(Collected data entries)
[Begin]

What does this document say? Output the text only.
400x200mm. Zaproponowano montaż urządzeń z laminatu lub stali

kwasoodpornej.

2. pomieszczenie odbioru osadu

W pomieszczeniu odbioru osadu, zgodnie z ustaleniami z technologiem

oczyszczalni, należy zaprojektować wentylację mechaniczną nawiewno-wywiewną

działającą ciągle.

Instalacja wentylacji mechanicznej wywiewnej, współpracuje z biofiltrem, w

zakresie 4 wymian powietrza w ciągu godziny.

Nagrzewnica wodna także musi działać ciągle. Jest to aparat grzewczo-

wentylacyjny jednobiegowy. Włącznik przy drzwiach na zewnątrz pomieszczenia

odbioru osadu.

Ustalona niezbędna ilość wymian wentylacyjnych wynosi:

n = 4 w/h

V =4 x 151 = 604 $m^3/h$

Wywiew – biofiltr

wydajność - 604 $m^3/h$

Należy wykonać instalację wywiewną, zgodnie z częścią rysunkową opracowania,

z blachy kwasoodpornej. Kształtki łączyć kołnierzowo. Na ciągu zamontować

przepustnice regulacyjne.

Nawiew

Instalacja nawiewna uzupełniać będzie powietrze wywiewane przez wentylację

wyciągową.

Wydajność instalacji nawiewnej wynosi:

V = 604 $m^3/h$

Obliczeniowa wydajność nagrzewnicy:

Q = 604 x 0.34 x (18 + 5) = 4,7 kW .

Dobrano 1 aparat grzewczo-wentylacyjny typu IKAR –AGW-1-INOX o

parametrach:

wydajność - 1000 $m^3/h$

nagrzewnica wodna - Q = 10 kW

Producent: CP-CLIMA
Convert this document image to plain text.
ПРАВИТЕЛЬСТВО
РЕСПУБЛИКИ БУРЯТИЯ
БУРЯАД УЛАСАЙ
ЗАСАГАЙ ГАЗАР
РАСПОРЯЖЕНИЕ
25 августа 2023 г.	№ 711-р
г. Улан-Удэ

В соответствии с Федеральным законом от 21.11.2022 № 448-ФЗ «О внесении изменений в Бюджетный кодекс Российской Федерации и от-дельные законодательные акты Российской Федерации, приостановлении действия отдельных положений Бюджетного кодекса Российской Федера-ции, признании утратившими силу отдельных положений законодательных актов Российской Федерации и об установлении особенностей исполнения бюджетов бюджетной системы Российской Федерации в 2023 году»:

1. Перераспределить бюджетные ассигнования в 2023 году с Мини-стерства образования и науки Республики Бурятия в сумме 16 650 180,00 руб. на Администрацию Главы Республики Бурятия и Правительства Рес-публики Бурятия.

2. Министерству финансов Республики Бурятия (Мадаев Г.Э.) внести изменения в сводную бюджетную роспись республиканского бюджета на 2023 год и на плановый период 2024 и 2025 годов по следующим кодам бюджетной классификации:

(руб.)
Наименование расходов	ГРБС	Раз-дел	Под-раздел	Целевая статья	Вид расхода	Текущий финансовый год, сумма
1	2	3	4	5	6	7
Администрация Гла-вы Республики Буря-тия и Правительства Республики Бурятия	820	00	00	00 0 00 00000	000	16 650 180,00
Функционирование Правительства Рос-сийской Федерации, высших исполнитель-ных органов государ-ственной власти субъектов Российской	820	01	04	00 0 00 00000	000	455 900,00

[End]

▶ **Exercise details**: Print the whole listing again, exactly.

▶ **Exercise solution**:
What does this document say? Output the text only.
400x200mm. Zaproponowano montaż urządzeń z laminatu lub stali

kwasoodpornej.

2. pomieszczenie odbioru osadu

W pomieszczeniu odbioru osadu, zgodnie z ustaleniami z technologiem

oczyszczalni, należy zaprojektować wentylację mechaniczną nawiewno-wywiewną

działającą ciągle.

Instalacja wentylacji mechanicznej wywiewnej, współpracuje z biofiltrem, w

zakresie 4 wymian powietrza w ciągu godziny.

Nagrzewnica wodna także musi działać ciągle. Jest to aparat grzewczo-

wentylacyjny jednobiegowy. Włącznik przy drzwiach na zewnątrz pomieszczenia

odbioru osadu.

Ustalona niezbędna ilość wymian wentylacyjnych wynosi:

n = 4 w/h

V =4 x 151 = 604 $m^3/h$

Wywiew – biofiltr

wydajność - 604 $m^3/h$

Należy wykonać instalację wywiewną, zgodnie z częścią rysunkową opracowania,

z blachy kwasoodpornej. Kształtki łączyć kołnierzowo. Na ciągu zamontować

przepustnice regulacyjne.

Nawiew

Instalacja nawiewna uzupełniać będzie powietrze wywiewane przez wentylację

wyciągową.

Wydajność instalacji nawiewnej wynosi:

V = 604 $m^3/h$

Obliczeniowa wydajność nagrzewnicy:

Q = 604 x 0.34 x (18 + 5) = 4,7 kW .

Dobrano 1 aparat grzewczo-wentylacyjny typu IKAR –AGW-1-INOX o

parametrach:

wydajność - 1000 $m^3/h$

nagrzewnica wodna - Q = 10 kW

Producent: CP-CLIMA
Convert this document image to plain text.
ПРАВИТЕЛЬСТВО
РЕСПУБЛИКИ БУРЯТИЯ
БУРЯАД УЛАСАЙ
ЗАСАГАЙ ГАЗАР
РАСПОРЯЖЕНИЕ
25 августа 2023 г.	№ 711-р
г. Улан-Удэ

В соответствии с Федеральным законом от 21.11.2022 № 448-ФЗ «О внесении изменений в Бюджетный кодекс Российской Федерации и от-дельные законодательные акты Российской Федерации, приостановлении действия отдельных положений Бюджетного кодекса Российской Федера-ции, признании утратившими силу отдельных положений законодательных актов Российской Федерации и об установлении особенностей исполнения бюджетов бюджетной системы Российской Федерации в 2023 году»:

1. Перераспределить бюджетные ассигнования в 2023 году с Мини-стерства образования и науки Республики Бурятия в сумме 16 650 180,00 руб. на Администрацию Главы Республики Бурятия и Правительства Рес-публики Бурятия.

2. Министерству финансов Республики Бурятия (Мадаев Г.Э.) внести изменения в сводную бюджетную роспись республиканского бюджета на 2023 год и на плановый период 2024 и 2025 годов по следующим кодам бюджетной классификации:

(руб.)
Наименование расходов	ГРБС	Раз-дел	Под-раздел	Целевая статья	Вид расхода	Текущий финансовый год, сумма
1	2	3	4	5	6	7
Администрация Гла-вы Республики Буря-тия и Правительства Республики Бурятия	820	00	00	00 0 00 00000	000	16 650 180,00
Функционирование Правительства Рос-сийской Федерации, высших исполнитель-ных органов государ-ственной власти субъектов Российской	820	01	04	00 0 00 00000	000	455 900,00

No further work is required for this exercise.